[Data entries]
########
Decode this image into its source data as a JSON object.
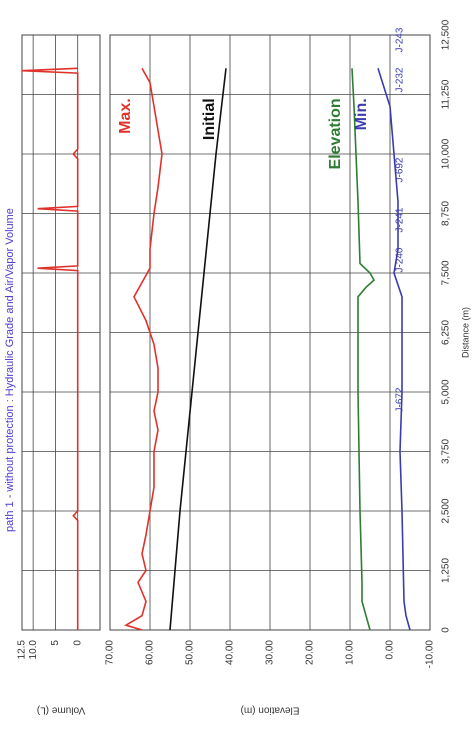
{
  "chart_data": [
    {
      "type": "line",
      "title": "path 1 - without protection : Hydraulic Grade and Air/Vapor Volume",
      "ylabel": "Volume (L)",
      "xlim": [
        0,
        12500
      ],
      "xticks": [
        0,
        1250,
        2500,
        3750,
        5000,
        6250,
        7500,
        8750,
        10000,
        11250,
        12500
      ],
      "ylim": [
        -5,
        12.5
      ],
      "yticks": [
        0,
        5,
        {
          "value": 10,
          "label": "10.0"
        },
        12.5
      ],
      "grid": true,
      "series": [
        {
          "color": "#e0322b",
          "x": [
            0,
            2300,
            2400,
            2500,
            7550,
            7600,
            7650,
            8800,
            8850,
            8900,
            9900,
            10000,
            10100,
            11700,
            11750,
            11800
          ],
          "values": [
            0,
            0,
            1,
            0,
            0,
            9,
            0,
            0,
            9,
            0,
            0,
            1,
            0,
            0,
            12.5,
            0
          ]
        }
      ]
    },
    {
      "type": "line",
      "ylabel": "Elevation (m)",
      "xlabel": "Distance (m)",
      "xlim": [
        0,
        12500
      ],
      "xticks": [
        0,
        {
          "value": 1250,
          "label": "1,250"
        },
        {
          "value": 2500,
          "label": "2,500"
        },
        {
          "value": 3750,
          "label": "3,750"
        },
        {
          "value": 5000,
          "label": "5,000"
        },
        {
          "value": 6250,
          "label": "6,250"
        },
        {
          "value": 7500,
          "label": "7,500"
        },
        {
          "value": 8750,
          "label": "8,750"
        },
        {
          "value": 10000,
          "label": "10,000"
        },
        {
          "value": 11250,
          "label": "11,250"
        },
        {
          "value": 12500,
          "label": "12,500"
        }
      ],
      "ylim": [
        -10,
        70
      ],
      "yticks": [
        {
          "value": -10,
          "label": "-10.00"
        },
        {
          "value": 0,
          "label": "0.00"
        },
        {
          "value": 10,
          "label": "10.00"
        },
        {
          "value": 20,
          "label": "20.00"
        },
        {
          "value": 30,
          "label": "30.00"
        },
        {
          "value": 40,
          "label": "40.00"
        },
        {
          "value": 50,
          "label": "50.00"
        },
        {
          "value": 60,
          "label": "60.00"
        },
        {
          "value": 70,
          "label": "70.00"
        }
      ],
      "grid": true,
      "series": [
        {
          "name": "Max.",
          "color": "#e0322b",
          "x": [
            0,
            100,
            300,
            600,
            1000,
            1250,
            1600,
            2000,
            2500,
            3000,
            3750,
            4200,
            4600,
            5000,
            5500,
            6000,
            6500,
            7000,
            7300,
            7600,
            8000,
            8750,
            9300,
            10000,
            10500,
            11000,
            11500,
            11800
          ],
          "values": [
            62,
            66,
            62,
            61,
            63,
            61,
            62,
            61,
            60,
            59,
            59,
            58,
            59,
            58,
            58,
            59,
            61,
            64,
            62,
            60,
            60,
            59,
            58,
            57,
            58,
            59,
            60,
            62
          ]
        },
        {
          "name": "Initial",
          "color": "#111111",
          "x": [
            0,
            2500,
            5000,
            7500,
            10000,
            11800
          ],
          "values": [
            55,
            52.5,
            49.5,
            46.5,
            43.5,
            41
          ]
        },
        {
          "name": "Elevation",
          "color": "#2e7d32",
          "x": [
            0,
            300,
            600,
            1000,
            2500,
            5000,
            7000,
            7200,
            7350,
            7500,
            7700,
            9000,
            10000,
            11000,
            11800
          ],
          "values": [
            5,
            6,
            7,
            7,
            7.5,
            8,
            8,
            6,
            4,
            5,
            7.5,
            8,
            8.5,
            9,
            9.5
          ]
        },
        {
          "name": "Min.",
          "color": "#3b3bb0",
          "x": [
            0,
            300,
            600,
            2500,
            3750,
            5000,
            6250,
            7000,
            7500,
            8000,
            9000,
            10000,
            11000,
            11800
          ],
          "values": [
            -5,
            -4,
            -3.5,
            -3,
            -2.5,
            -3,
            -3,
            -3,
            -1,
            -2,
            -2,
            -1,
            0,
            3
          ]
        }
      ],
      "annotations": [
        "J-672",
        "J-240",
        "J-241",
        "J-692",
        "J-232",
        "J-243"
      ]
    }
  ]
}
########
Reproduce every record above exactly, but leave out the pictures.

Decode this image into its source data as a JSON object.
{
  "chart_data": [
    {
      "type": "line",
      "title": "path 1 - without protection : Hydraulic Grade and Air/Vapor Volume",
      "ylabel": "Volume (L)",
      "xlim": [
        0,
        12500
      ],
      "xticks": [
        0,
        1250,
        2500,
        3750,
        5000,
        6250,
        7500,
        8750,
        10000,
        11250,
        12500
      ],
      "ylim": [
        -5,
        12.5
      ],
      "yticks": [
        0,
        5,
        {
          "value": 10,
          "label": "10.0"
        },
        12.5
      ],
      "grid": true,
      "series": [
        {
          "color": "#e0322b",
          "x": [
            0,
            2300,
            2400,
            2500,
            7550,
            7600,
            7650,
            8800,
            8850,
            8900,
            9900,
            10000,
            10100,
            11700,
            11750,
            11800
          ],
          "values": [
            0,
            0,
            1,
            0,
            0,
            9,
            0,
            0,
            9,
            0,
            0,
            1,
            0,
            0,
            12.5,
            0
          ]
        }
      ]
    },
    {
      "type": "line",
      "ylabel": "Elevation (m)",
      "xlabel": "Distance (m)",
      "xlim": [
        0,
        12500
      ],
      "xticks": [
        0,
        {
          "value": 1250,
          "label": "1,250"
        },
        {
          "value": 2500,
          "label": "2,500"
        },
        {
          "value": 3750,
          "label": "3,750"
        },
        {
          "value": 5000,
          "label": "5,000"
        },
        {
          "value": 6250,
          "label": "6,250"
        },
        {
          "value": 7500,
          "label": "7,500"
        },
        {
          "value": 8750,
          "label": "8,750"
        },
        {
          "value": 10000,
          "label": "10,000"
        },
        {
          "value": 11250,
          "label": "11,250"
        },
        {
          "value": 12500,
          "label": "12,500"
        }
      ],
      "ylim": [
        -10,
        70
      ],
      "yticks": [
        {
          "value": -10,
          "label": "-10.00"
        },
        {
          "value": 0,
          "label": "0.00"
        },
        {
          "value": 10,
          "label": "10.00"
        },
        {
          "value": 20,
          "label": "20.00"
        },
        {
          "value": 30,
          "label": "30.00"
        },
        {
          "value": 40,
          "label": "40.00"
        },
        {
          "value": 50,
          "label": "50.00"
        },
        {
          "value": 60,
          "label": "60.00"
        },
        {
          "value": 70,
          "label": "70.00"
        }
      ],
      "grid": true,
      "series": [
        {
          "name": "Max.",
          "color": "#e0322b",
          "x": [
            0,
            100,
            300,
            600,
            1000,
            1250,
            1600,
            2000,
            2500,
            3000,
            3750,
            4200,
            4600,
            5000,
            5500,
            6000,
            6500,
            7000,
            7300,
            7600,
            8000,
            8750,
            9300,
            10000,
            10500,
            11000,
            11500,
            11800
          ],
          "values": [
            62,
            66,
            62,
            61,
            63,
            61,
            62,
            61,
            60,
            59,
            59,
            58,
            59,
            58,
            58,
            59,
            61,
            64,
            62,
            60,
            60,
            59,
            58,
            57,
            58,
            59,
            60,
            62
          ]
        },
        {
          "name": "Initial",
          "color": "#111111",
          "x": [
            0,
            2500,
            5000,
            7500,
            10000,
            11800
          ],
          "values": [
            55,
            52.5,
            49.5,
            46.5,
            43.5,
            41
          ]
        },
        {
          "name": "Elevation",
          "color": "#2e7d32",
          "x": [
            0,
            300,
            600,
            1000,
            2500,
            5000,
            7000,
            7200,
            7350,
            7500,
            7700,
            9000,
            10000,
            11000,
            11800
          ],
          "values": [
            5,
            6,
            7,
            7,
            7.5,
            8,
            8,
            6,
            4,
            5,
            7.5,
            8,
            8.5,
            9,
            9.5
          ]
        },
        {
          "name": "Min.",
          "color": "#3b3bb0",
          "x": [
            0,
            300,
            600,
            2500,
            3750,
            5000,
            6250,
            7000,
            7500,
            8000,
            9000,
            10000,
            11000,
            11800
          ],
          "values": [
            -5,
            -4,
            -3.5,
            -3,
            -2.5,
            -3,
            -3,
            -3,
            -1,
            -2,
            -2,
            -1,
            0,
            3
          ]
        }
      ],
      "annotations": [
        "J-672",
        "J-240",
        "J-241",
        "J-692",
        "J-232",
        "J-243"
      ]
    }
  ]
}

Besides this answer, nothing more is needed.